▸ Requirements
Tell me how many lines hold "amor", please, using only the number.

▸ Data for processing
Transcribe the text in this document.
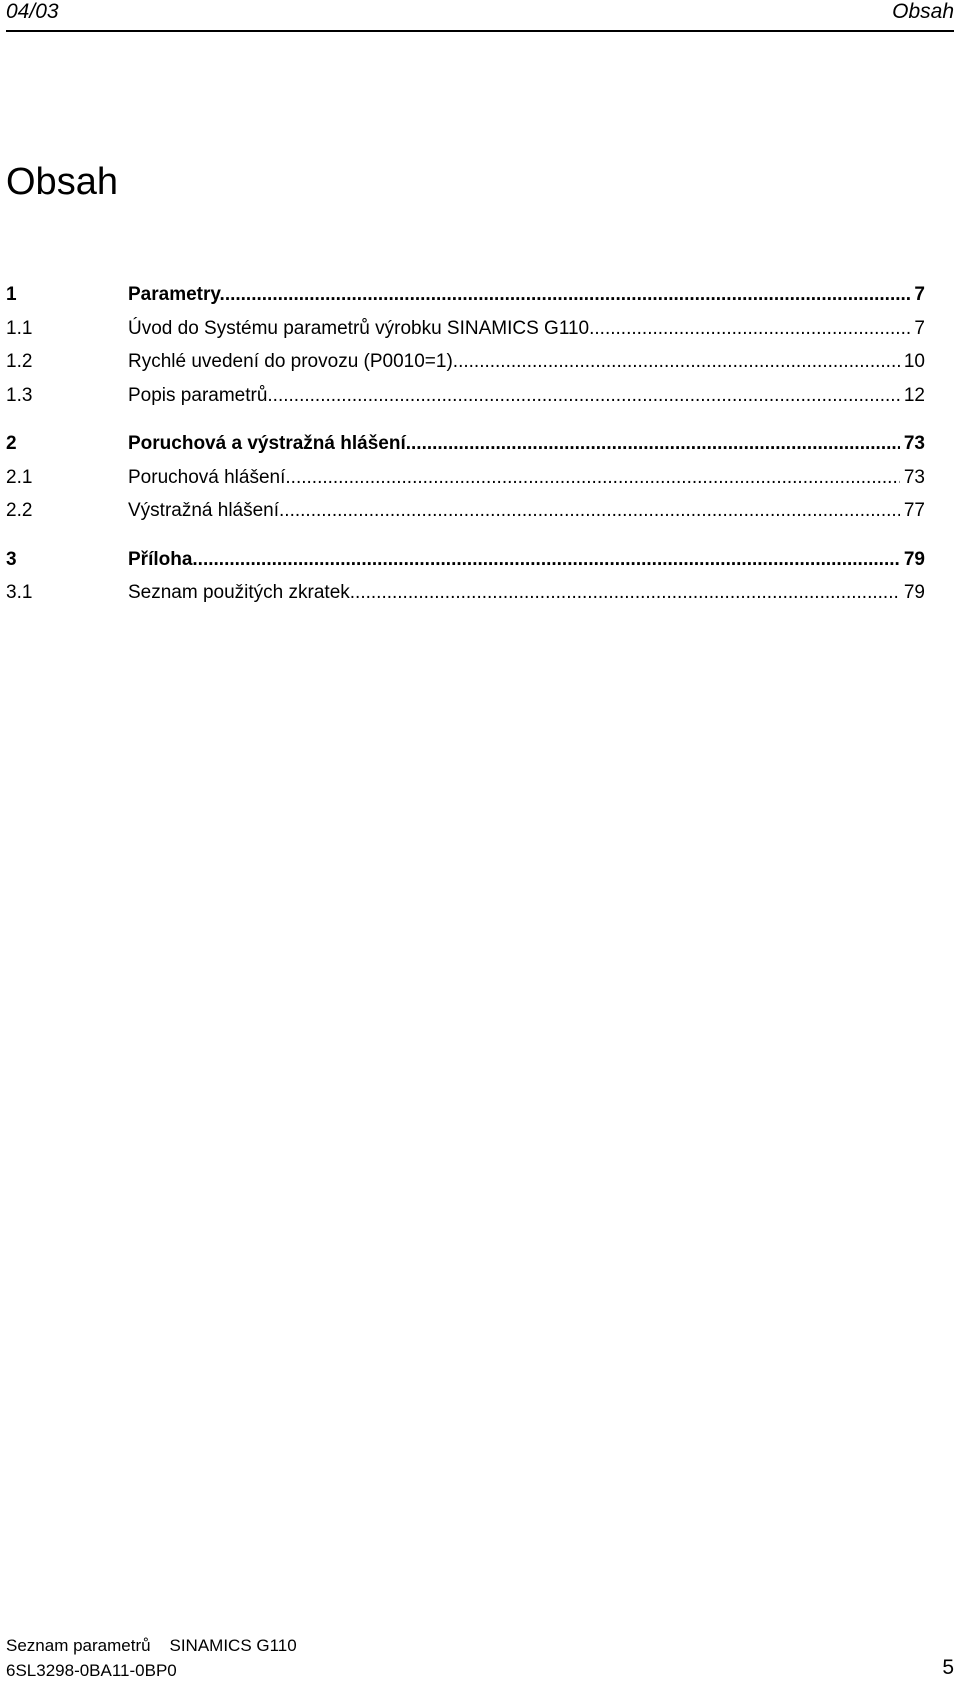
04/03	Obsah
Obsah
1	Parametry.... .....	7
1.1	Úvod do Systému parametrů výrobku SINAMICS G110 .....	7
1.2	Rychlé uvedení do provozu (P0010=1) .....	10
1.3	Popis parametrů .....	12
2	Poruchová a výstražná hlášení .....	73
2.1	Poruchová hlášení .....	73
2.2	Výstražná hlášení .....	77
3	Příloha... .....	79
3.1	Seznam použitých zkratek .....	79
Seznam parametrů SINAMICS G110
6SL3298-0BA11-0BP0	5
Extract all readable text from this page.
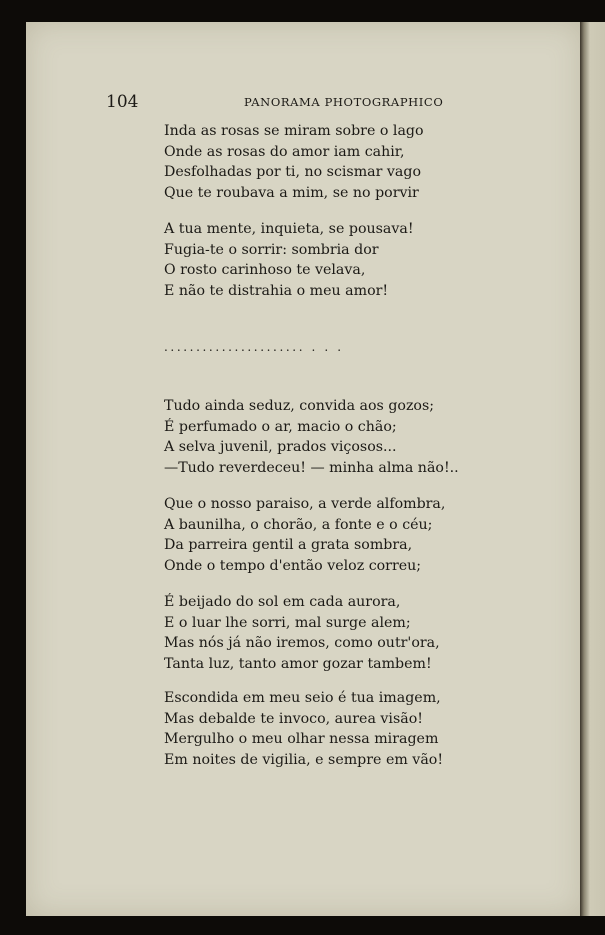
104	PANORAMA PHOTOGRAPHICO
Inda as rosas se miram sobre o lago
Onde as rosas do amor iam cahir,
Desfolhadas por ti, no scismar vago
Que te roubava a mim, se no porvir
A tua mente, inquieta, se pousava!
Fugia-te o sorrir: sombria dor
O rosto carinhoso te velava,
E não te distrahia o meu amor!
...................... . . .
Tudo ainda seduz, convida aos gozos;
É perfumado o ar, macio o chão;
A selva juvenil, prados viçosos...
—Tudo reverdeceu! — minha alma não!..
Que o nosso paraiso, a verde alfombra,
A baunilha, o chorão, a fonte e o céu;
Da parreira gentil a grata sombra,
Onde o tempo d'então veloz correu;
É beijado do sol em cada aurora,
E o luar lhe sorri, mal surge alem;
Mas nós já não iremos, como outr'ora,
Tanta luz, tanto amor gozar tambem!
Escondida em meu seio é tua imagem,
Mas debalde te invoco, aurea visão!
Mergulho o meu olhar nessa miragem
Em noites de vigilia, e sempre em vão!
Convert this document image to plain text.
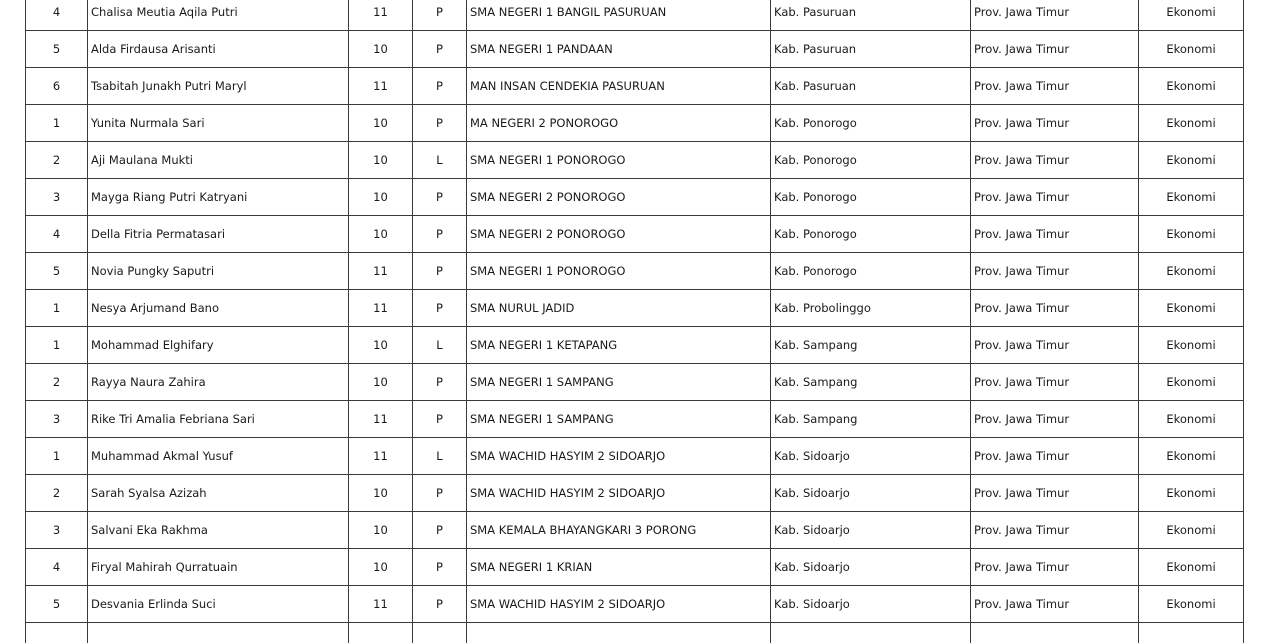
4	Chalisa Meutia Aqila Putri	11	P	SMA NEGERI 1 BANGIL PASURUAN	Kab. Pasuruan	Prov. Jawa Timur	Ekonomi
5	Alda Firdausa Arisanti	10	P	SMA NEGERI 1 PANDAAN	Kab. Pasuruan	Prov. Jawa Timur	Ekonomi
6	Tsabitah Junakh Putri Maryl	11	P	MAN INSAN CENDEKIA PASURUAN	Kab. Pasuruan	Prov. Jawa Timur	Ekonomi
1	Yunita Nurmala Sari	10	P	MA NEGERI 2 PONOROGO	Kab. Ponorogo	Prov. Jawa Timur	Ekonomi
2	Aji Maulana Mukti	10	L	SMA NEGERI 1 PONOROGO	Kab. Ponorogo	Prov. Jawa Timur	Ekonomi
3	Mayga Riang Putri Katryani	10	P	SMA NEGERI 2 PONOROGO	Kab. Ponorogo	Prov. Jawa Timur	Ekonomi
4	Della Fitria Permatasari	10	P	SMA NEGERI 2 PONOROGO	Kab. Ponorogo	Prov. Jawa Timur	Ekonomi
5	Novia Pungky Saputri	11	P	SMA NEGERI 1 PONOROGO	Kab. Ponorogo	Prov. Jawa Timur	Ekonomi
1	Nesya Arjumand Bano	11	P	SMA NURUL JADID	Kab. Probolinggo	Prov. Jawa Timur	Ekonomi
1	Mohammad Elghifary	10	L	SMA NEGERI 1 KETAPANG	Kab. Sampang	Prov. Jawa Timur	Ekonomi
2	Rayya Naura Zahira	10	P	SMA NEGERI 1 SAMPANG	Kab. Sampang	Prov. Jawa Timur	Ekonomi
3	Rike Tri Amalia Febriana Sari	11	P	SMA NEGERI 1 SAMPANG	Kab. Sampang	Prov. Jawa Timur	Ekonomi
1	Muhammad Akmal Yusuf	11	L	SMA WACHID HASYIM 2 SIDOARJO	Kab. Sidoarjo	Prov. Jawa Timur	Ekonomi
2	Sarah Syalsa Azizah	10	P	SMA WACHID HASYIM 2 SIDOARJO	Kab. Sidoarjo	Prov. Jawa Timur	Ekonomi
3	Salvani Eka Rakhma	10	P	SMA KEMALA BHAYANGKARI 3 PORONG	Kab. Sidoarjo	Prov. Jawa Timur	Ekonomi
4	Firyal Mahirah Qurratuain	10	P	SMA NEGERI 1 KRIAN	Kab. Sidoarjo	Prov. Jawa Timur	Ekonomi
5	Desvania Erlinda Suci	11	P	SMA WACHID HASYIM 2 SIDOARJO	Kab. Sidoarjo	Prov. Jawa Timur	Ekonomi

▸ Result of this task
3